» **Task brief**
Filter this material down to the lines that hold "условиях", copying each one.

>> Start Data for this exercise

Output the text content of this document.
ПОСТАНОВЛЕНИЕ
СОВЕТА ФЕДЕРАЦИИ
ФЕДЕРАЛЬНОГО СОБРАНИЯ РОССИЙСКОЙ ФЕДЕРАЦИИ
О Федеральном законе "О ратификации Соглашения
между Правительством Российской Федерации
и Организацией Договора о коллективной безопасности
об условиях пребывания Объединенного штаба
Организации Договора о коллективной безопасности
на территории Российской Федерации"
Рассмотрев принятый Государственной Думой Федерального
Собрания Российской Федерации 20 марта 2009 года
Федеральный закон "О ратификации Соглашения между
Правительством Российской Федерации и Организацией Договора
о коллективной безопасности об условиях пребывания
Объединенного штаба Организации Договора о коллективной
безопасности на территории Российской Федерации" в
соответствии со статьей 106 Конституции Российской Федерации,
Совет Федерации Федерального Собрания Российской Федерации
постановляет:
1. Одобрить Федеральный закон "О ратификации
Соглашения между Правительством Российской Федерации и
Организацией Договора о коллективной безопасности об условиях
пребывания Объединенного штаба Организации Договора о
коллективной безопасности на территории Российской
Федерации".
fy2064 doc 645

>> End Data for this exercise
>> Start Data for this exercise

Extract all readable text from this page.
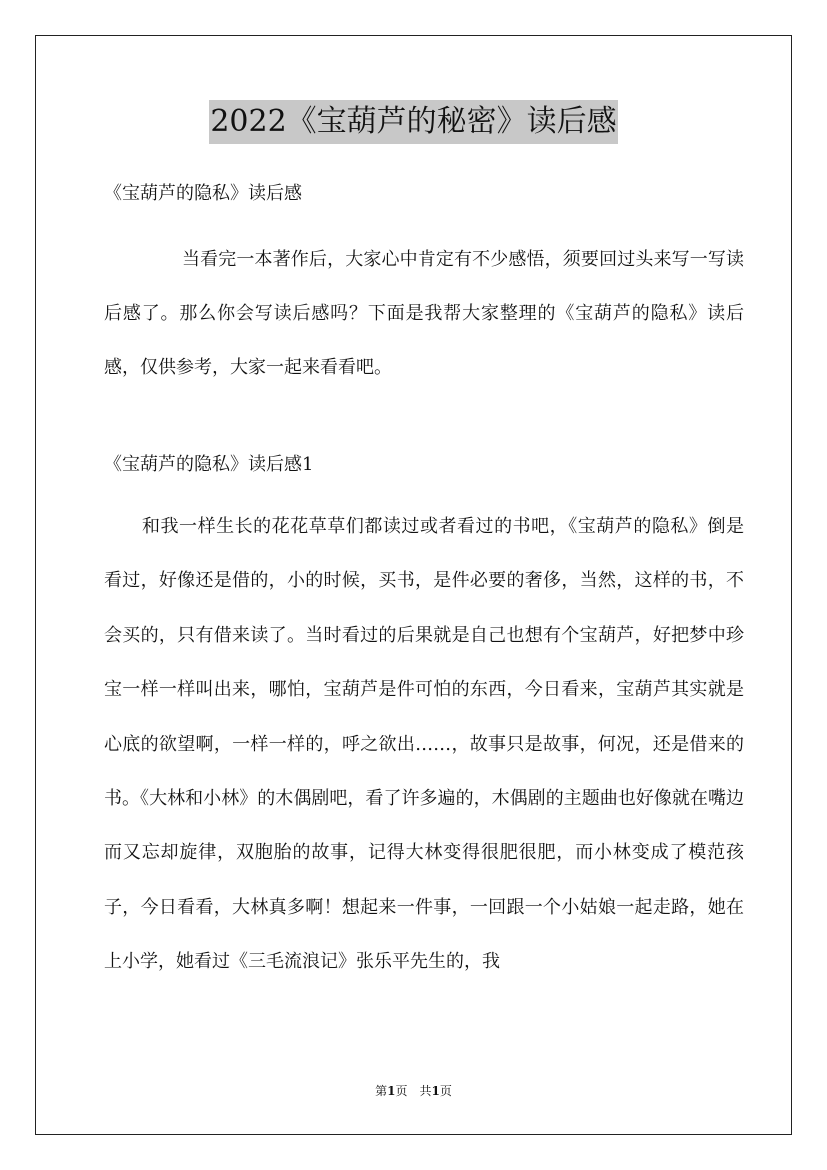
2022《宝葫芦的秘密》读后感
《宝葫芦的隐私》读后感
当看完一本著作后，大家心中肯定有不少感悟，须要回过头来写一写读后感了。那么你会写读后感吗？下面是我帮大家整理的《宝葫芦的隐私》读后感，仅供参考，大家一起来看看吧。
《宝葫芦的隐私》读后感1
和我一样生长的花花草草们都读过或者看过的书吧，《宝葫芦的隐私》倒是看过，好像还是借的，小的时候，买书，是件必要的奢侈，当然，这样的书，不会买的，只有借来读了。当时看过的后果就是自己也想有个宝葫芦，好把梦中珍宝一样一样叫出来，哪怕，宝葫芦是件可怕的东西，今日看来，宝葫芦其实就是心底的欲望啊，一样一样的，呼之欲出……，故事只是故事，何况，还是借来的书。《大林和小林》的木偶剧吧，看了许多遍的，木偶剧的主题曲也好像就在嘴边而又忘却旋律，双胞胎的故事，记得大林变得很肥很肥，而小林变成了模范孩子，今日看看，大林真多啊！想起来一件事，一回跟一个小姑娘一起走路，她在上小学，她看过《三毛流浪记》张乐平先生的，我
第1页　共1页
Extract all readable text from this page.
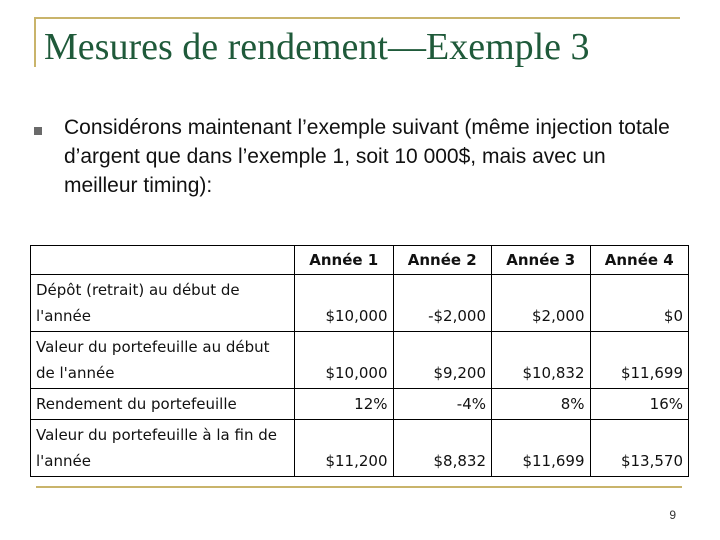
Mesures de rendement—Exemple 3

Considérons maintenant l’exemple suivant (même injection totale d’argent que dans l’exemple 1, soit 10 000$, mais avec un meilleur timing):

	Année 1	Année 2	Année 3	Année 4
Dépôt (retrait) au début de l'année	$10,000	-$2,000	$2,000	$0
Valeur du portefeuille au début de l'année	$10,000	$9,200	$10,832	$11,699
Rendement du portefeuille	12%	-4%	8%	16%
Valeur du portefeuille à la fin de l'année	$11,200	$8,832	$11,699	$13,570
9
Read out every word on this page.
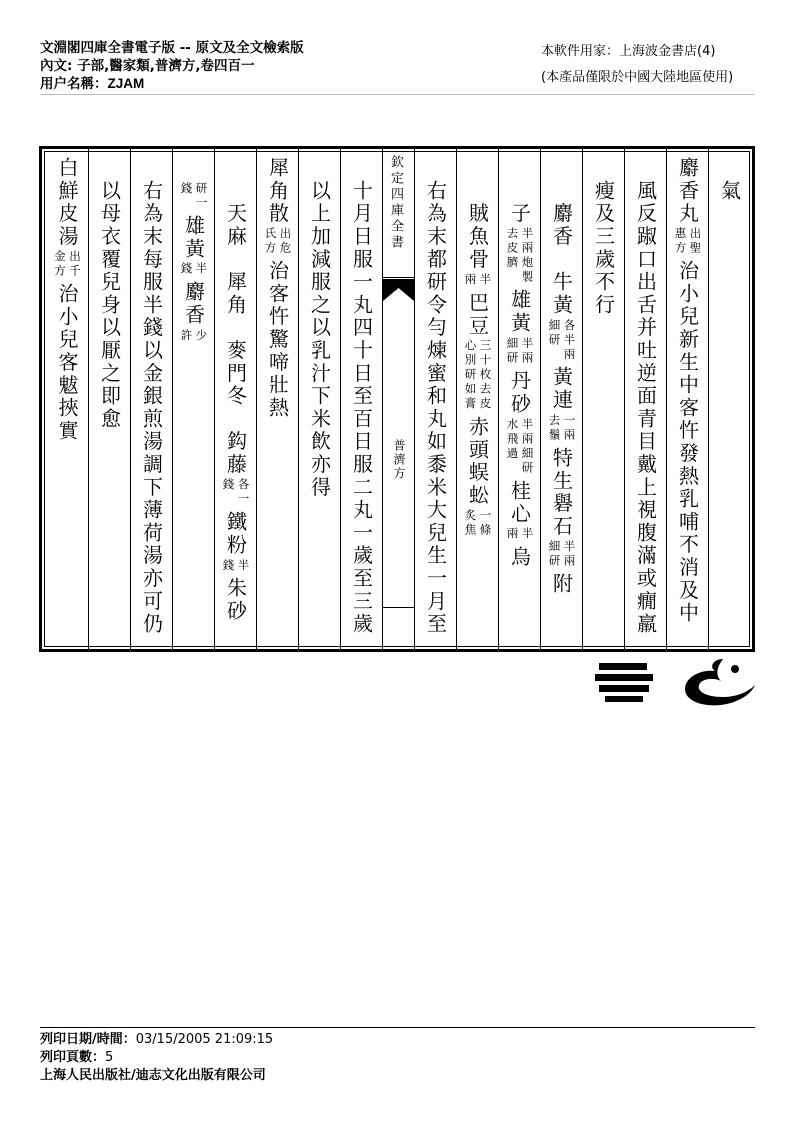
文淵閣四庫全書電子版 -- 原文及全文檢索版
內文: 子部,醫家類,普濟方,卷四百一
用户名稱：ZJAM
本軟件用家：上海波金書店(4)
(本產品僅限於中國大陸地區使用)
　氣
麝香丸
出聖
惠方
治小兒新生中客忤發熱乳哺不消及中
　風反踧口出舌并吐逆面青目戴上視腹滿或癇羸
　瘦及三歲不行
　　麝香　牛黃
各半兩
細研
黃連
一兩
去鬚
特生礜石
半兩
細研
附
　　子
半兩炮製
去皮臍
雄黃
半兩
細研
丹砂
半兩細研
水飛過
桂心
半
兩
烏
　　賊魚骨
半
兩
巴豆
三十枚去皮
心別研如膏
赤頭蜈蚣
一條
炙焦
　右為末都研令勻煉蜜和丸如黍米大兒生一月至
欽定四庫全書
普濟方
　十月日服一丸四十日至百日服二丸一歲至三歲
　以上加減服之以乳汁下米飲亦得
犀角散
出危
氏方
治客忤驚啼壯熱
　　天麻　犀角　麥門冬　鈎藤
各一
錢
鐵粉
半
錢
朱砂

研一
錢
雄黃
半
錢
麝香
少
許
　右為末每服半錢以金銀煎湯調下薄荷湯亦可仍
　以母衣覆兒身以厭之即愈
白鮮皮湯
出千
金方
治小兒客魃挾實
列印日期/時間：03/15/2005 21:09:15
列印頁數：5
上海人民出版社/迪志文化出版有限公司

>> End Data for this exercise

» **Answer to this task**
об условиях пребывания Объединенного штаба
о коллективной безопасности об условиях пребывания
Организацией Договора о коллективной безопасности об условиях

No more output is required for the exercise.